* Your instructions
Quote every line as written. Omit pictures.

(Stored records)

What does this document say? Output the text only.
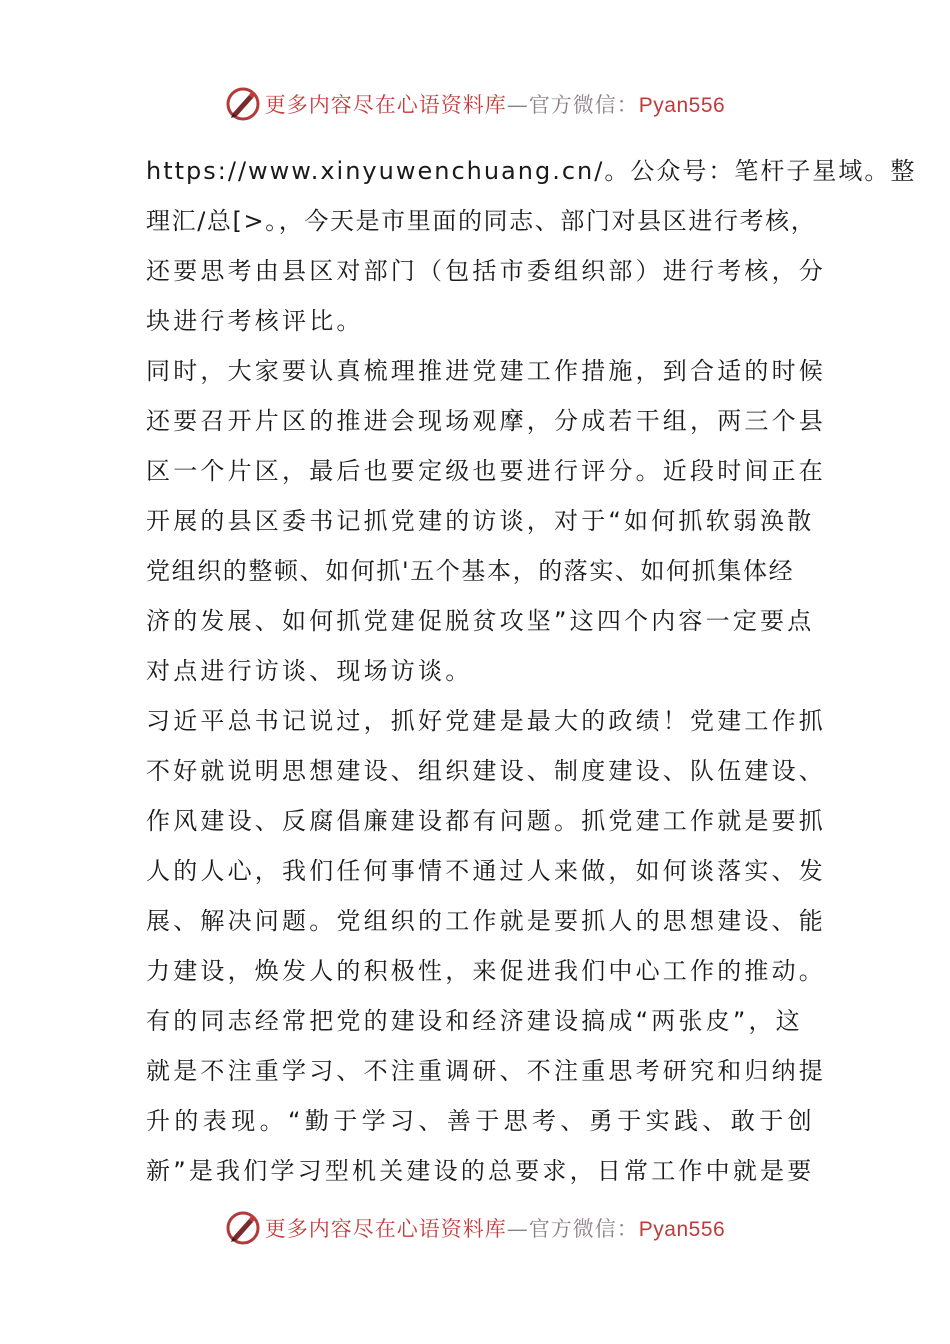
更多内容尽在心语资料库—官方微信：Pyan556
https://www.xinyuwenchuang.cn/。公众号：笔杆子星域。整
理汇/总[>。，今天是市里面的同志、部门对县区进行考核，
还要思考由县区对部门（包括市委组织部）进行考核，分
块进行考核评比。
同时，大家要认真梳理推进党建工作措施，到合适的时候
还要召开片区的推进会现场观摩，分成若干组，两三个县
区一个片区，最后也要定级也要进行评分。近段时间正在
开展的县区委书记抓党建的访谈，对于“如何抓软弱涣散
党组织的整顿、如何抓'五个基本，的落实、如何抓集体经
济的发展、如何抓党建促脱贫攻坚”这四个内容一定要点
对点进行访谈、现场访谈。
习近平总书记说过，抓好党建是最大的政绩！党建工作抓
不好就说明思想建设、组织建设、制度建设、队伍建设、
作风建设、反腐倡廉建设都有问题。抓党建工作就是要抓
人的人心，我们任何事情不通过人来做，如何谈落实、发
展、解决问题。党组织的工作就是要抓人的思想建设、能
力建设，焕发人的积极性，来促进我们中心工作的推动。
有的同志经常把党的建设和经济建设搞成“两张皮”，这
就是不注重学习、不注重调研、不注重思考研究和归纳提
升的表现。“勤于学习、善于思考、勇于实践、敢于创
新”是我们学习型机关建设的总要求，日常工作中就是要
更多内容尽在心语资料库—官方微信：Pyan556
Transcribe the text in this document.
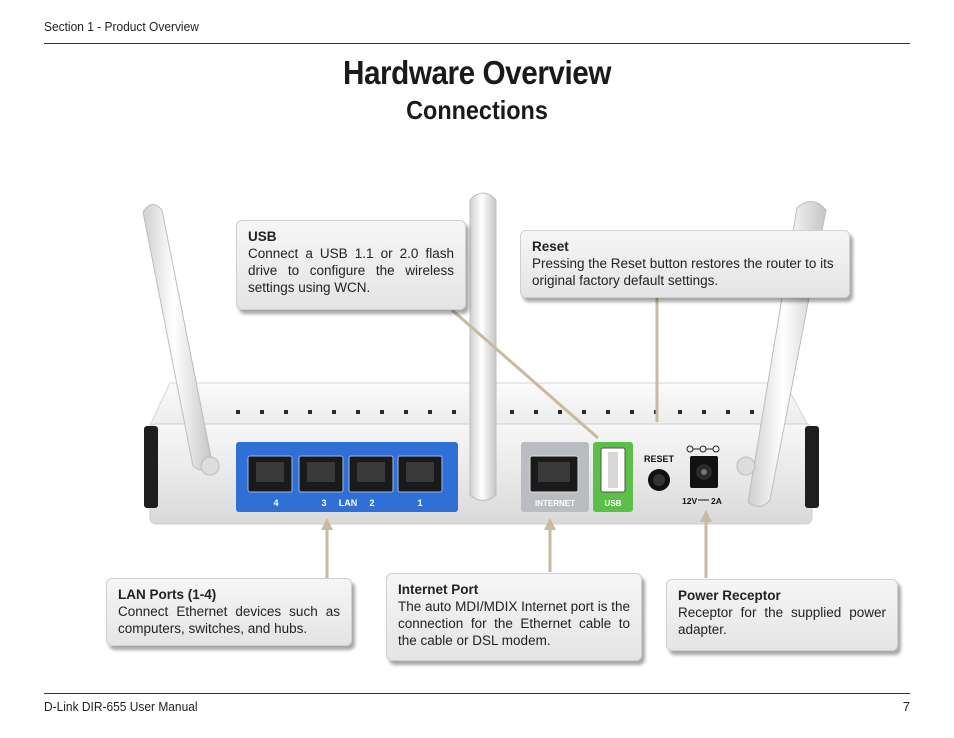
Section 1 - Product Overview
Hardware Overview
Connections
4	3 LAN 2	1	INTERNET	USB
RESET
12V 2A
USB
Connect a USB 1.1 or 2.0 flash drive to configure the wireless settings using WCN.
Reset
Pressing the Reset button restores the router to its original factory default settings.
LAN Ports (1-4)
Connect Ethernet devices such as computers, switches, and hubs.
Internet Port
The auto MDI/MDIX Internet port is the connection for the Ethernet cable to the cable or DSL modem.
Power Receptor
Receptor for the supplied power adapter.
D-Link DIR-655 User Manual	7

* Written reply
What does this document say? Output the text only.
更多内容尽在心语资料库—官方微信：Pyan556
https://www.xinyuwenchuang.cn/。公众号：笔杆子星域。整
理汇/总[>。，今天是市里面的同志、部门对县区进行考核，
还要思考由县区对部门（包括市委组织部）进行考核，分
块进行考核评比。
同时，大家要认真梳理推进党建工作措施，到合适的时候
还要召开片区的推进会现场观摩，分成若干组，两三个县
区一个片区，最后也要定级也要进行评分。近段时间正在
开展的县区委书记抓党建的访谈，对于“如何抓软弱涣散
党组织的整顿、如何抓'五个基本，的落实、如何抓集体经
济的发展、如何抓党建促脱贫攻坚”这四个内容一定要点
对点进行访谈、现场访谈。
习近平总书记说过，抓好党建是最大的政绩！党建工作抓
不好就说明思想建设、组织建设、制度建设、队伍建设、
作风建设、反腐倡廉建设都有问题。抓党建工作就是要抓
人的人心，我们任何事情不通过人来做，如何谈落实、发
展、解决问题。党组织的工作就是要抓人的思想建设、能
力建设，焕发人的积极性，来促进我们中心工作的推动。
有的同志经常把党的建设和经济建设搞成“两张皮”，这
就是不注重学习、不注重调研、不注重思考研究和归纳提
升的表现。“勤于学习、善于思考、勇于实践、敢于创
新”是我们学习型机关建设的总要求，日常工作中就是要
更多内容尽在心语资料库—官方微信：Pyan556
Transcribe the text in this document.
Section 1 - Product Overview
Hardware Overview
Connections
4	3 LAN 2	1	INTERNET	USB
RESET
12V 2A
USB
Connect a USB 1.1 or 2.0 flash drive to configure the wireless settings using WCN.
Reset
Pressing the Reset button restores the router to its original factory default settings.
LAN Ports (1-4)
Connect Ethernet devices such as computers, switches, and hubs.
Internet Port
The auto MDI/MDIX Internet port is the connection for the Ethernet cable to the cable or DSL modem.
Power Receptor
Receptor for the supplied power adapter.
D-Link DIR-655 User Manual	7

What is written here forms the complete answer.